The Intermediate Value Theorem

Functions that are continuous over intervals of the form \(\left[\right. a , b \left]\right. ,\) where a and b are real numbers, exhibit many useful properties. Throughout our study of calculus, we will encounter many powerful theorems concerning such functions. The first of these theorems is the Intermediate Value Theorem.

Theorem 2.11

The Intermediate Value Theorem

Let f be continuous over a closed, bounded interval \(\left[\right. a , b \left]\right. .\) If z is any real number between \(f \left(\right. a \left.\right)\) and \(f \left(\right. b \left.\right) ,\) then there is a number c in \(\left[\right. a , b \left]\right.\) satisfying \(f \left(\right. c \left.\right) = z\) in Figure 2.38.

Figure 2.38 There is a number \(c \in \left[\right. a , b \left]\right.\) that satisfies \(f \left(\right. c \left.\right) = z .\)

Example 2.36

Application of the Intermediate Value Theorem

Show that \(f \left(\right. x \left.\right) = x - \text{cos} x\) has at least one zero.

Solution

Since \(f \left(\right. x \left.\right) = x - \text{cos} x\) is continuous over \(\left(\right. − \infty , + \infty \left.\right) ,\) it is continuous over any closed interval of the form \(\left[\right. a , b \left]\right. .\) If you can find an interval \(\left[\right. a , b \left]\right.\) such that \(f \left(\right. a \left.\right)\) and \(f \left(\right. b \left.\right)\) have opposite signs, you can use the Intermediate Value Theorem to conclude there must be a real number c in \(\left(\right. a , b \left.\right)\) that satisfies \(f \left(\right. c \left.\right) = 0 .\) Note that

\[f \left(\right. 0 \left.\right) = 0 - \text{cos} \left(\right. 0 \left.\right) = −1 < 0\]

and

\[f \left(\right. \frac{\pi}{2} \left.\right) = \frac{\pi}{2} - \text{cos} \frac{\pi}{2} = \frac{\pi}{2} > 0 .\]

Using the Intermediate Value Theorem, we can see that there must be a real number c in \(\left[\right. 0 , \pi / 2 \left]\right.\) that satisfies \(f \left(\right. c \left.\right) = 0 .\) Therefore, \(f \left(\right. x \left.\right) = x - \text{cos} x\) has at least one zero.

*Written problem 1*. Can you express the dataset items starting at the line containing "I need the location" and ending at the line containing "chart-title: Level of" as a Markdown table with the columns Row and Line, leaving out any blank lines?

Dataset items:
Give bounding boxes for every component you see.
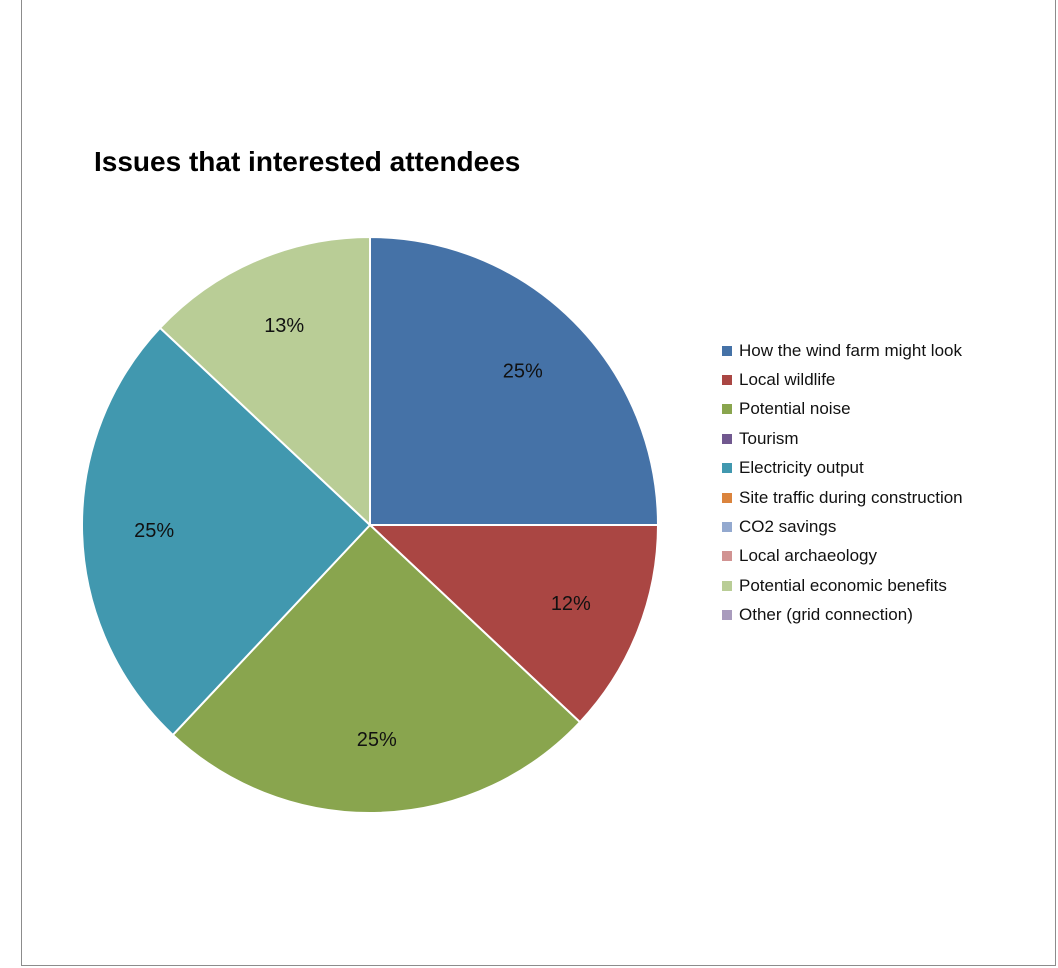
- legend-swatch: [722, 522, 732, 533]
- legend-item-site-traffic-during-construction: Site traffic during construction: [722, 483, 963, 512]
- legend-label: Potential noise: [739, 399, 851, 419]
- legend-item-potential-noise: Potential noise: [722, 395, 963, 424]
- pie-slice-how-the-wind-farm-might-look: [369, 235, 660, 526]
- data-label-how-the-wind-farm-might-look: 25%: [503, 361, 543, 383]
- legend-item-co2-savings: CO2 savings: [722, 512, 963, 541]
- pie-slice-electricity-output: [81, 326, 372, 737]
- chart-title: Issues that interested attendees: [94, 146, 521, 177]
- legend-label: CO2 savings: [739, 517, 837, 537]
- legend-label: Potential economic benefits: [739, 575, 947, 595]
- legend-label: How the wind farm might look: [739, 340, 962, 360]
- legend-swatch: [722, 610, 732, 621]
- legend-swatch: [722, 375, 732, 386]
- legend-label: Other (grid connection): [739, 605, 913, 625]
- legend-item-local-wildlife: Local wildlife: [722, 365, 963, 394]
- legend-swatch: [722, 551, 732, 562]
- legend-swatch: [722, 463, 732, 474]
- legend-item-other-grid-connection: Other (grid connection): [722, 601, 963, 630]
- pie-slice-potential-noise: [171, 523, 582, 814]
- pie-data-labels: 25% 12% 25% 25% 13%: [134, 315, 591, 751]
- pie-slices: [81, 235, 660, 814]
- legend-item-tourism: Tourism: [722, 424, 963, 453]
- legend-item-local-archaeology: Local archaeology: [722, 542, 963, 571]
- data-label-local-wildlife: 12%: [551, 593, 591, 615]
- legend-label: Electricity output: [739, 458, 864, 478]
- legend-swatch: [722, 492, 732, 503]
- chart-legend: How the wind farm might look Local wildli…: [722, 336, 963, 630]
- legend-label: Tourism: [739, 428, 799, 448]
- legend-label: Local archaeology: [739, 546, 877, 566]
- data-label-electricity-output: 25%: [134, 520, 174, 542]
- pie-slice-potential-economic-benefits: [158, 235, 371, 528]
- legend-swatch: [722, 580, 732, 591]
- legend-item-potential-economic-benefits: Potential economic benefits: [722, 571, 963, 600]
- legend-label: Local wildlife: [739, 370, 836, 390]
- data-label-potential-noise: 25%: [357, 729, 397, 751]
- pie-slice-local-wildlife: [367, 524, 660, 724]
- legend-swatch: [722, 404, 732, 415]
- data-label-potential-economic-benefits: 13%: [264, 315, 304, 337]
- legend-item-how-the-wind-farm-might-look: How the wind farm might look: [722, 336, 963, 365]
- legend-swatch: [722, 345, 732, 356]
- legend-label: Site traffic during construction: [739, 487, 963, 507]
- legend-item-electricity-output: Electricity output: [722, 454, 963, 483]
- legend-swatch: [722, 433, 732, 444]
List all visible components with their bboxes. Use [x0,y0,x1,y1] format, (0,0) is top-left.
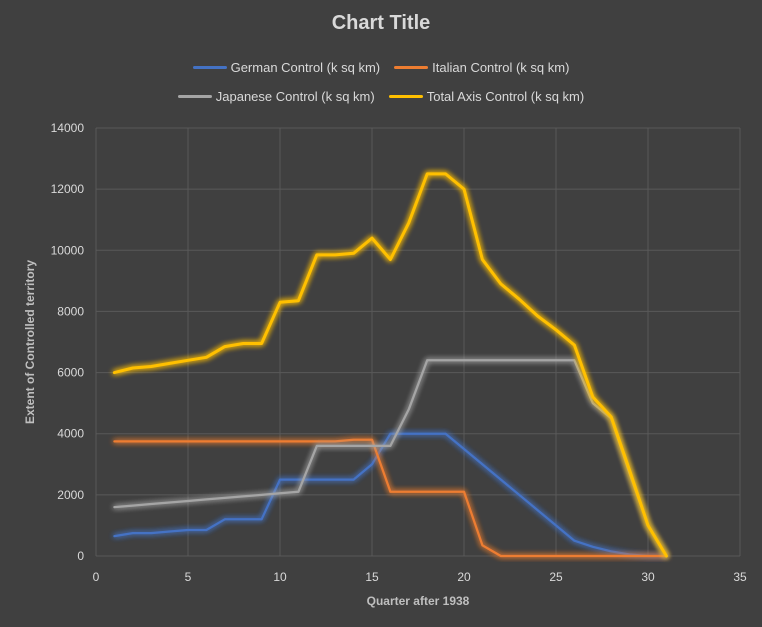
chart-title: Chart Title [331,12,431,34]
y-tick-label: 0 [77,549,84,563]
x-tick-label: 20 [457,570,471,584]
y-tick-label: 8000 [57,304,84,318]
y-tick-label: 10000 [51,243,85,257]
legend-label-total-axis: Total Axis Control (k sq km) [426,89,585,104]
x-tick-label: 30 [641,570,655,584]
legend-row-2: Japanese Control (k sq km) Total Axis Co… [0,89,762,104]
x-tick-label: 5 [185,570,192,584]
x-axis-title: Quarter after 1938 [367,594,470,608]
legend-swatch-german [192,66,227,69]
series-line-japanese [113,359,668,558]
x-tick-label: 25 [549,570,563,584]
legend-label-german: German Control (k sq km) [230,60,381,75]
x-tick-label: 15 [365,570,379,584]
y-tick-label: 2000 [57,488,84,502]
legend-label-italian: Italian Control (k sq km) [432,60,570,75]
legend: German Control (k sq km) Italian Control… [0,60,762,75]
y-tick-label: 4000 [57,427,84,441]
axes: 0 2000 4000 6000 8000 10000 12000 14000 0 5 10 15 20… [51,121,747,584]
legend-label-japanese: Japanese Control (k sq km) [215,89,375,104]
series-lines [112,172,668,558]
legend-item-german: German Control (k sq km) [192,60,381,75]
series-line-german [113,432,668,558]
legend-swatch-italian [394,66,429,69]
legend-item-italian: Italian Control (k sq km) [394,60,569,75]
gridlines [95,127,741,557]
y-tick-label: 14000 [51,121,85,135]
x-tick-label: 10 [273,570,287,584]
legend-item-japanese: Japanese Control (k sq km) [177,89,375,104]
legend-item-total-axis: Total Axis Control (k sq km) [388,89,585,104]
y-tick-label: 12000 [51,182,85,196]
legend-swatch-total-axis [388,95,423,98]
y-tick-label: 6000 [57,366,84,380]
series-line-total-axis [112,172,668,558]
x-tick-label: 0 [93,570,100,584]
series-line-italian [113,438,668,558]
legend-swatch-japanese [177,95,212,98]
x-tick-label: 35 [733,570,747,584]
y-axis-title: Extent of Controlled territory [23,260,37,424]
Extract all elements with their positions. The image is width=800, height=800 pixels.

...

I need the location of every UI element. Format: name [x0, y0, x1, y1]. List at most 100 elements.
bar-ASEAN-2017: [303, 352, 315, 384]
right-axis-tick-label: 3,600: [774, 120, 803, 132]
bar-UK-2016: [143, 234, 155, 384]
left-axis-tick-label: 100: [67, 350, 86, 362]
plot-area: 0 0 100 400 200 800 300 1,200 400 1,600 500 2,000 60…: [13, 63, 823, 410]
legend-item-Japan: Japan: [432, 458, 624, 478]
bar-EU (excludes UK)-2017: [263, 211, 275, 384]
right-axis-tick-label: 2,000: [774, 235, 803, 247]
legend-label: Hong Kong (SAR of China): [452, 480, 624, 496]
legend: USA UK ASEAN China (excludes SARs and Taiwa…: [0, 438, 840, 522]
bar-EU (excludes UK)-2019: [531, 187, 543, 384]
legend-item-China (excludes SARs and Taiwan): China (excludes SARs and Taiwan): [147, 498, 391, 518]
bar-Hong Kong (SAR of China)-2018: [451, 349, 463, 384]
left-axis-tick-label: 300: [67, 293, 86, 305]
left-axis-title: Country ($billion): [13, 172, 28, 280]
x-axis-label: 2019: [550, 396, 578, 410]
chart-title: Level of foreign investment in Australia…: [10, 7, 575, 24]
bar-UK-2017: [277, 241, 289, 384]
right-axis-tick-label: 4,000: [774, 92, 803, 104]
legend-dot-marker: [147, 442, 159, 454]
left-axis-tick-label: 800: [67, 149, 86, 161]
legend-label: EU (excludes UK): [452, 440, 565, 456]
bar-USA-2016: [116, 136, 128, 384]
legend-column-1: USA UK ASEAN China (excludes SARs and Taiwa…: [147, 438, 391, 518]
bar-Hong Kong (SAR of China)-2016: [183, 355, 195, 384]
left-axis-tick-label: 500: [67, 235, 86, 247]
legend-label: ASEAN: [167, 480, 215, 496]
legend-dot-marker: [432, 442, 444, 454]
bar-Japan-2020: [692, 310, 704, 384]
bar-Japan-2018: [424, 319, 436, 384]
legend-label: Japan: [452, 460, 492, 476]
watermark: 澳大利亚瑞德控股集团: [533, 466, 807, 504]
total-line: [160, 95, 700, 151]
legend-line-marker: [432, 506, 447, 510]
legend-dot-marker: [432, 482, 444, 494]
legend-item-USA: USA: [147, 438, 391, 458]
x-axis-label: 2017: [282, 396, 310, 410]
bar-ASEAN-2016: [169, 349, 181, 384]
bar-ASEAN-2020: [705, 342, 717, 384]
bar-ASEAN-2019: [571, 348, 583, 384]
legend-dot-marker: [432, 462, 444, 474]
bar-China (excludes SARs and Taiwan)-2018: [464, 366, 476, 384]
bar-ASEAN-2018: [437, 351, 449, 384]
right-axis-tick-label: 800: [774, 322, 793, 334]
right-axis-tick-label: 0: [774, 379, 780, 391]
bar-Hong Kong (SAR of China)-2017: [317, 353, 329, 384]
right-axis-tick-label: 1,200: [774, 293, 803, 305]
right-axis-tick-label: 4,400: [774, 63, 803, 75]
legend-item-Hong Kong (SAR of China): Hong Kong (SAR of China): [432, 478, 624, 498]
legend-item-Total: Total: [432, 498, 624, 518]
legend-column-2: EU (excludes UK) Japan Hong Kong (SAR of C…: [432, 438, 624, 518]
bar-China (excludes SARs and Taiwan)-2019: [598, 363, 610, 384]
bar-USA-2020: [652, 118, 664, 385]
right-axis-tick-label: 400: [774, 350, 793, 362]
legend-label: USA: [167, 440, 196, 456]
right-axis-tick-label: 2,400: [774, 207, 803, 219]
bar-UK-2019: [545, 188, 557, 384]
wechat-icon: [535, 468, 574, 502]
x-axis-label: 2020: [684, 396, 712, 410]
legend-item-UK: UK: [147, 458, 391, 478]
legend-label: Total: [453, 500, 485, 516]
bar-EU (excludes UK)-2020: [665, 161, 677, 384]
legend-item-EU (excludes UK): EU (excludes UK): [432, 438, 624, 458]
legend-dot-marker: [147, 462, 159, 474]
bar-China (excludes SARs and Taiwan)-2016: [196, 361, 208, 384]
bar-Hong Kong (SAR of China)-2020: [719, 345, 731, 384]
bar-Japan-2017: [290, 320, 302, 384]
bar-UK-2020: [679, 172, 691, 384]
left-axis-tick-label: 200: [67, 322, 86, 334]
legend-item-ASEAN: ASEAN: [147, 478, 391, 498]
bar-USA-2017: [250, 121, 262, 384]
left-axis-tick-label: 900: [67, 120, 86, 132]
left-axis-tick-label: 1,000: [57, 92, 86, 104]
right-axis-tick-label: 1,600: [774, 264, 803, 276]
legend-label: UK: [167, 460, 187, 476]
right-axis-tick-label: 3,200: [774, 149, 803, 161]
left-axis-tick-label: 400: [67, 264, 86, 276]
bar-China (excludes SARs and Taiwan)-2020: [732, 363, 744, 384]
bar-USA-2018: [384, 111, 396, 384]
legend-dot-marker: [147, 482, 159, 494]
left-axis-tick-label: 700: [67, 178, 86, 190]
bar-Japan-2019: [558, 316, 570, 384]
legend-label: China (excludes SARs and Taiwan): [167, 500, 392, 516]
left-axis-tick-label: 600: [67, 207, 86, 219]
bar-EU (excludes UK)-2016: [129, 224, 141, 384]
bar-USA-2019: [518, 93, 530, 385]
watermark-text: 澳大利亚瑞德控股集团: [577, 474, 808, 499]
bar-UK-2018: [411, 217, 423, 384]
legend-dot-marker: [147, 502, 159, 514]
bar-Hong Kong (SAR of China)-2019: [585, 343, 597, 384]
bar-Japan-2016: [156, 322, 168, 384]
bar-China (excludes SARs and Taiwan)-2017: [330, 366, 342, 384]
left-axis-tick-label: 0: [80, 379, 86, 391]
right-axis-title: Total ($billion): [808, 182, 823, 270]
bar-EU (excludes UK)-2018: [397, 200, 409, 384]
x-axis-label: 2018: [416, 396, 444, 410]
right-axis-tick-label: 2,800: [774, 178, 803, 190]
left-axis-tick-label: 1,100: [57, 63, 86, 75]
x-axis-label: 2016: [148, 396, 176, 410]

*Written problem 2*. In the passage on the Intermediate Value Theorem, over which closed interval does the worked example show that f(x) = x − cos x has a zero?

*Exercise response 1*.
| Row | Line |
|---|---|
| 1 | I need the location of every UI element. Format: name [x0, y0, x1, y1]. List at most 100 elements. |
| 2 | bar-ASEAN-2017: [303, 352, 315, 384] |
| 3 | right-axis-tick-label: 3,600: [774, 120, 803, 132] |
| 4 | bar-UK-2016: [143, 234, 155, 384] |
| 5 | left-axis-tick-label: 100: [67, 350, 86, 362] |
| 6 | plot-area: 0 0 100 400 200 800 300 1,200 400 1,600 500 2,000 60…: [13, 63, 823, 410] |
| 7 | legend-item-Japan: Japan: [432, 458, 624, 478] |
| 8 | bar-EU (excludes UK)-2017: [263, 211, 275, 384] |
| 9 | right-axis-tick-label: 2,000: [774, 235, 803, 247] |
| 10 | legend-label: Hong Kong (SAR of China): [452, 480, 624, 496] |
| 11 | legend: USA UK ASEAN China (excludes SARs and Taiwa…: [0, 438, 840, 522] |
| 12 | bar-EU (excludes UK)-2019: [531, 187, 543, 384] |
| 13 | legend-item-China (excludes SARs and Taiwan): China (excludes SARs and Taiwan): [147, 498, 391, 518] |
| 14 | bar-Hong Kong (SAR of China)-2018: [451, 349, 463, 384] |
| 15 | left-axis-tick-label: 300: [67, 293, 86, 305] |
| 16 | left-axis-title: Country ($billion): [13, 172, 28, 280] |
| 17 | x-axis-label: 2019: [550, 396, 578, 410] |
| 18 | chart-title: Level of foreign investment in Australia…: [10, 7, 575, 24] |

*Exercise response 2*. The interval [0, π/2]